SHORT EXERCISE: Please find all lines in the data that hold the string "this" and copy them.
###
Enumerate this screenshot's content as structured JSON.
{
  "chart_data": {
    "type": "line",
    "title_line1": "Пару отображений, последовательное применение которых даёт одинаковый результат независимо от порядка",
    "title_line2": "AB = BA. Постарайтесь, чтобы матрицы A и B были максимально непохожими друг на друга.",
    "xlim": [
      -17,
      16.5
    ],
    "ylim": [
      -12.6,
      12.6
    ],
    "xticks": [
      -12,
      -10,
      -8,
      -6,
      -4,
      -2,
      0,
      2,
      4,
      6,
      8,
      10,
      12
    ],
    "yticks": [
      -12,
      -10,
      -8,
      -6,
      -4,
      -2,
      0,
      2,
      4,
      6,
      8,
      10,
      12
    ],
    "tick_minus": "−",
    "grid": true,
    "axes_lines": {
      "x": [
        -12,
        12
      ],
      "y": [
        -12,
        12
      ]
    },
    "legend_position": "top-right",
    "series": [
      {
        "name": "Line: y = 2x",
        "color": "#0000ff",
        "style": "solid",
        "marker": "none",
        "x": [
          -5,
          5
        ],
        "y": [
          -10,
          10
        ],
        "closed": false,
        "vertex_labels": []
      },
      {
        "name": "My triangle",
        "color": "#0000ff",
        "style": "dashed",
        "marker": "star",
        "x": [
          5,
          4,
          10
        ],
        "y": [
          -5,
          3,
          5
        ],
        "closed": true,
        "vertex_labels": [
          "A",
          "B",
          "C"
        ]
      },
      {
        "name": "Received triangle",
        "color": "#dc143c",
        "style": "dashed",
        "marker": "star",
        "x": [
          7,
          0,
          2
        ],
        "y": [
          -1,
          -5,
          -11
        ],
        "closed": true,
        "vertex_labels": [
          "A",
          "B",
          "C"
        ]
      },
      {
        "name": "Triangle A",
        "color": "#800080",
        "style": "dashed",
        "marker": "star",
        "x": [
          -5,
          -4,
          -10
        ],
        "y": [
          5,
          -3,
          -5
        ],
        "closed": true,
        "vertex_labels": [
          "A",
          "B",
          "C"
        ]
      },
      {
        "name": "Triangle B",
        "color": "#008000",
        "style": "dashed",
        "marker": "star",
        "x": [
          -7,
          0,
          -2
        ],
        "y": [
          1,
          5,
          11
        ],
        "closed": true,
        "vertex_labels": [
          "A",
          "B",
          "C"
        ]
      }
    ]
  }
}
###
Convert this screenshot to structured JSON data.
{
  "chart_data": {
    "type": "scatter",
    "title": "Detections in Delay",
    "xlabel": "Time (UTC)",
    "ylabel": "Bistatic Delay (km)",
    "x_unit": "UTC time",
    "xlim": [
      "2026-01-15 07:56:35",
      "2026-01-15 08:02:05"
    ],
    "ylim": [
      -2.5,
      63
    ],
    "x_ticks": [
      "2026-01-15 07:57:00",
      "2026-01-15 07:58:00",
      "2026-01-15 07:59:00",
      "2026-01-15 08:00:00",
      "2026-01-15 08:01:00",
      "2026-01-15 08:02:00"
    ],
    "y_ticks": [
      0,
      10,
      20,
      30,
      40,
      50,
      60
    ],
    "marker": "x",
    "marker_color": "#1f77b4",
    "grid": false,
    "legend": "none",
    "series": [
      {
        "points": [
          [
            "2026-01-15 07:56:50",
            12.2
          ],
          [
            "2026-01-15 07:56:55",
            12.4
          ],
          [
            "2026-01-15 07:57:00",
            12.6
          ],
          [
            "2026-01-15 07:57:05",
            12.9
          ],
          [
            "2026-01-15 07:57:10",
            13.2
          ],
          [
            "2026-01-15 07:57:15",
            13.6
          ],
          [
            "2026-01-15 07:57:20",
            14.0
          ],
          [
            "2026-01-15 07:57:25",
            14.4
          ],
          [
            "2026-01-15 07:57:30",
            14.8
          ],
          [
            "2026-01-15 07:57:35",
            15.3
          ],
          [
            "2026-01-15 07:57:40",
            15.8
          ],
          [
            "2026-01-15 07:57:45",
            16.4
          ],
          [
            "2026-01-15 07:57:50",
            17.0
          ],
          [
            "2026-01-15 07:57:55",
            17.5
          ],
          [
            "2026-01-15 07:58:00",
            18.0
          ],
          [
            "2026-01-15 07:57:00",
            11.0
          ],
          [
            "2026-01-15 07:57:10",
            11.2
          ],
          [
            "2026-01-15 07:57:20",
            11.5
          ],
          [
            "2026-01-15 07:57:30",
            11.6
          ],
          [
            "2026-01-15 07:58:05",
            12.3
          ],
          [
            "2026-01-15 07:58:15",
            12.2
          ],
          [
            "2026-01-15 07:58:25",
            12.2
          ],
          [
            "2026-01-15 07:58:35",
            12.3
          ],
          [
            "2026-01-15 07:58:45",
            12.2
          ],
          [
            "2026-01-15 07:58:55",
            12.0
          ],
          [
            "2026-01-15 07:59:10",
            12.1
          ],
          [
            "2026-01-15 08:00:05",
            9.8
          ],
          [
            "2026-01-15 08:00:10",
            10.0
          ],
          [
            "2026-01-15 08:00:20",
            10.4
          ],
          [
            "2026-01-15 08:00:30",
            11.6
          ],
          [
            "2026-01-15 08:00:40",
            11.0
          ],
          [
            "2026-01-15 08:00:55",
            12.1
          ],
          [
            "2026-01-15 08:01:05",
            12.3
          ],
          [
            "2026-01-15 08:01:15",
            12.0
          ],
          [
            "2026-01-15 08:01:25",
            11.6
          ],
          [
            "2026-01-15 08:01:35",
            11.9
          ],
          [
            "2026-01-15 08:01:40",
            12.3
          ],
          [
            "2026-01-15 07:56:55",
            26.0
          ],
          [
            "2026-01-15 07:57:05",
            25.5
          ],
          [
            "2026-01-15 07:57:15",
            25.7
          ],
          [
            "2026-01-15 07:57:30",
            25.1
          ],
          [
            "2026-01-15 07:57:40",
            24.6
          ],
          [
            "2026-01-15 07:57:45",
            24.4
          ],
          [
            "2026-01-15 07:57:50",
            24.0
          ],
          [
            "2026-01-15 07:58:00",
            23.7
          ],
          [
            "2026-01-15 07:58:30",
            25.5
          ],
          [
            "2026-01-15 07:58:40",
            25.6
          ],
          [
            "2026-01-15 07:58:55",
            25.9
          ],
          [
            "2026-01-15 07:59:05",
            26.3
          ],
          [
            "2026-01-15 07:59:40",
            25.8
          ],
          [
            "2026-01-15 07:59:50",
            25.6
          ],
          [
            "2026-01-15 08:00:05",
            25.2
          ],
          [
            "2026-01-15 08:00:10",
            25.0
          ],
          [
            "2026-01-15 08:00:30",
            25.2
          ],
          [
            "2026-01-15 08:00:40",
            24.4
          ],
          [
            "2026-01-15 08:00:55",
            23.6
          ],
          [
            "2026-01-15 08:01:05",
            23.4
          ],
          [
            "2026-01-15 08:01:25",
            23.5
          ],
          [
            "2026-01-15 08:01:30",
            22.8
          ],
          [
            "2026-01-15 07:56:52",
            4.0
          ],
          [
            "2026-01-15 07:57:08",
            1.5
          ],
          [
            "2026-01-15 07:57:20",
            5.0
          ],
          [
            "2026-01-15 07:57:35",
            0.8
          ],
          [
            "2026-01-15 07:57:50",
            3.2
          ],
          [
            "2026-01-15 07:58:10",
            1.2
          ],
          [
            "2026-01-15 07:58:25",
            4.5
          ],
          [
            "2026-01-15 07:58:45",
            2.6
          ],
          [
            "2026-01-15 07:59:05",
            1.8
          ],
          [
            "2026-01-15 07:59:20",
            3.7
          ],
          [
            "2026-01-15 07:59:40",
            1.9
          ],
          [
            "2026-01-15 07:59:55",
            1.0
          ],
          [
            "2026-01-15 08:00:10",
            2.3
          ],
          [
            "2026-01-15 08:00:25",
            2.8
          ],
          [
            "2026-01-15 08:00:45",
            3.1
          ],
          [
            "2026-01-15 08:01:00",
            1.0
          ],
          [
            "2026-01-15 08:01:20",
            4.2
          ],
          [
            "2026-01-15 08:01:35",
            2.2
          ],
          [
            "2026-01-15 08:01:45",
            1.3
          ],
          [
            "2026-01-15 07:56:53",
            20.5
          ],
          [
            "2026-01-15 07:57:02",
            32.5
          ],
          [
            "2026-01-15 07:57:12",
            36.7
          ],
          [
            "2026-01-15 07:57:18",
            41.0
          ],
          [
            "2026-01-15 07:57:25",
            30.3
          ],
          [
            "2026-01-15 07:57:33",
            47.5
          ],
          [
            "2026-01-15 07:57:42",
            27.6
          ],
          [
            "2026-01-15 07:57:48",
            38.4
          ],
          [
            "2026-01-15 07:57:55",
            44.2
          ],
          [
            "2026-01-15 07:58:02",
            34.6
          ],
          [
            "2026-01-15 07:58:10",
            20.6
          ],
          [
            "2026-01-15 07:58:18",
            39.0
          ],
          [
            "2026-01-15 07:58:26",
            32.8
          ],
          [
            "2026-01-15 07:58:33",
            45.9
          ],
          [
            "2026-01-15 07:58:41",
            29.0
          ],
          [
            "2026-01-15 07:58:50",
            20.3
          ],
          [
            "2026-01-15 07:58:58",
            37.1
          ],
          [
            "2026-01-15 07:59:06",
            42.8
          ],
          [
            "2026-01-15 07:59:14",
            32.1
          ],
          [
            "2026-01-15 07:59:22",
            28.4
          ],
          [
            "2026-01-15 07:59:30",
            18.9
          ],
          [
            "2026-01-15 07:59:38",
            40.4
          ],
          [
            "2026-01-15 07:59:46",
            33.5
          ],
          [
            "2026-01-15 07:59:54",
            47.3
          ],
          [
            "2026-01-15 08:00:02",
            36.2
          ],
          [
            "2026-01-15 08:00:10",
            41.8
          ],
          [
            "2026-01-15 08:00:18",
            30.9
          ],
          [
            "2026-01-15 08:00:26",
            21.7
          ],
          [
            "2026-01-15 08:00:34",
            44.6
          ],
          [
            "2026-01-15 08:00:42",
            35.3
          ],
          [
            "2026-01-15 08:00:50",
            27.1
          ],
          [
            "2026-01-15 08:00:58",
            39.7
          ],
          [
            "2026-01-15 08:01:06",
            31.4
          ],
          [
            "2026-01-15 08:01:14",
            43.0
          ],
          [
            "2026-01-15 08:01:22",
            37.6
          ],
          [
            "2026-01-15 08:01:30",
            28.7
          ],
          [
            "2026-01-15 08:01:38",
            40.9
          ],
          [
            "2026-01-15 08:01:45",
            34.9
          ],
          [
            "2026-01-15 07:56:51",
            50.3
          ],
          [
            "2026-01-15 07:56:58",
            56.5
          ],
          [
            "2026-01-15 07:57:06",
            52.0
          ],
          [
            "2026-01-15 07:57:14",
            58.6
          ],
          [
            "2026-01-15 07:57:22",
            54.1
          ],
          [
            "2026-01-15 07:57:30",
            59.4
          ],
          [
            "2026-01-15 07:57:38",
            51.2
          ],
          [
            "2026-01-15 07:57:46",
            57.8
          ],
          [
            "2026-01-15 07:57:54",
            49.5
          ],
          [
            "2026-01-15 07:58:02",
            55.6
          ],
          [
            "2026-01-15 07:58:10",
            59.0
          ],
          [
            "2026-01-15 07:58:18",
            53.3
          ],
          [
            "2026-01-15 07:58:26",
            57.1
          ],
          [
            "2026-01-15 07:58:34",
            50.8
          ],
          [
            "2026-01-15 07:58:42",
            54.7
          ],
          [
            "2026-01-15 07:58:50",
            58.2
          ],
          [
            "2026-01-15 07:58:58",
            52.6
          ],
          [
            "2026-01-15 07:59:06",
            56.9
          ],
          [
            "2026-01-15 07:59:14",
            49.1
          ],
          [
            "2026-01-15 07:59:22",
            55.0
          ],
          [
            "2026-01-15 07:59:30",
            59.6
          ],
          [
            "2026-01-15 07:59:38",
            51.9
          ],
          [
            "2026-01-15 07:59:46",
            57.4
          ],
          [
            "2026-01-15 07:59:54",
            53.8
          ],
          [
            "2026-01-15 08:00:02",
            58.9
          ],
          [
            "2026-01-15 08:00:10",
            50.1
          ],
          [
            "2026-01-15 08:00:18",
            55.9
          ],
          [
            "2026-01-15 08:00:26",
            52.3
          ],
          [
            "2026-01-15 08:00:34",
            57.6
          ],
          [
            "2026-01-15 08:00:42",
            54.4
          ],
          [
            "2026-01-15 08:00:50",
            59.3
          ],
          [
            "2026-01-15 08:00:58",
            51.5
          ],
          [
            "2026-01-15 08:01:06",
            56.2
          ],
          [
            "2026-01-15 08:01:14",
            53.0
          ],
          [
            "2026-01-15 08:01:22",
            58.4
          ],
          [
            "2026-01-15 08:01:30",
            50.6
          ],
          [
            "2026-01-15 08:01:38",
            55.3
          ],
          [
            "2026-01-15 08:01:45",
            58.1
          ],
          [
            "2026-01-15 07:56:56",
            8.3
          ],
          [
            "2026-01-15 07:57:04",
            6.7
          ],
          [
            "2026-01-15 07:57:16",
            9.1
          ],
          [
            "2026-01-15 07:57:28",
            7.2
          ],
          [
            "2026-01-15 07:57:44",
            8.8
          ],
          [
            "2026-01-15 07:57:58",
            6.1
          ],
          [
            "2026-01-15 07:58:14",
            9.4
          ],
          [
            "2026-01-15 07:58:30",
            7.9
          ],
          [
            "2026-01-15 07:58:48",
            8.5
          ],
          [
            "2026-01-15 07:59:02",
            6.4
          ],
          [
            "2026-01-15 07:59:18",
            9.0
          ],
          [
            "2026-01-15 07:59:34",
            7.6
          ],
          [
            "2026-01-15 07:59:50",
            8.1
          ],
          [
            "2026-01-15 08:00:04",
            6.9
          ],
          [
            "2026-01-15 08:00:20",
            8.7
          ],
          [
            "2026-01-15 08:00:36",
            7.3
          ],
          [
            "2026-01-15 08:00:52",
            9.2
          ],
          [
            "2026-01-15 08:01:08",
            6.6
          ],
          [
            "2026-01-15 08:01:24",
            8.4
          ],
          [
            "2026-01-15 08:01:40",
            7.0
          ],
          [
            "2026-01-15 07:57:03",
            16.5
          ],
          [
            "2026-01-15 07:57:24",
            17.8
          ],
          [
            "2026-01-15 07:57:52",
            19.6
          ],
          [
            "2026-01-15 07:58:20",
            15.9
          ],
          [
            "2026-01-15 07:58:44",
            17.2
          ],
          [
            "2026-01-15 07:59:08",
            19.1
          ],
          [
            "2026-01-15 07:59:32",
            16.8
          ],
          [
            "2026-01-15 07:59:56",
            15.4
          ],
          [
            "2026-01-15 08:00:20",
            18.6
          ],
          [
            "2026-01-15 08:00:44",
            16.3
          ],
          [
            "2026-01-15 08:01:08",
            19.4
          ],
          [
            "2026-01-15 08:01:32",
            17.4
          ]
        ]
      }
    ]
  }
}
###
COMPLETED TASK:
Enumerate this screenshot's content as structured JSON.
Convert this screenshot to structured JSON data.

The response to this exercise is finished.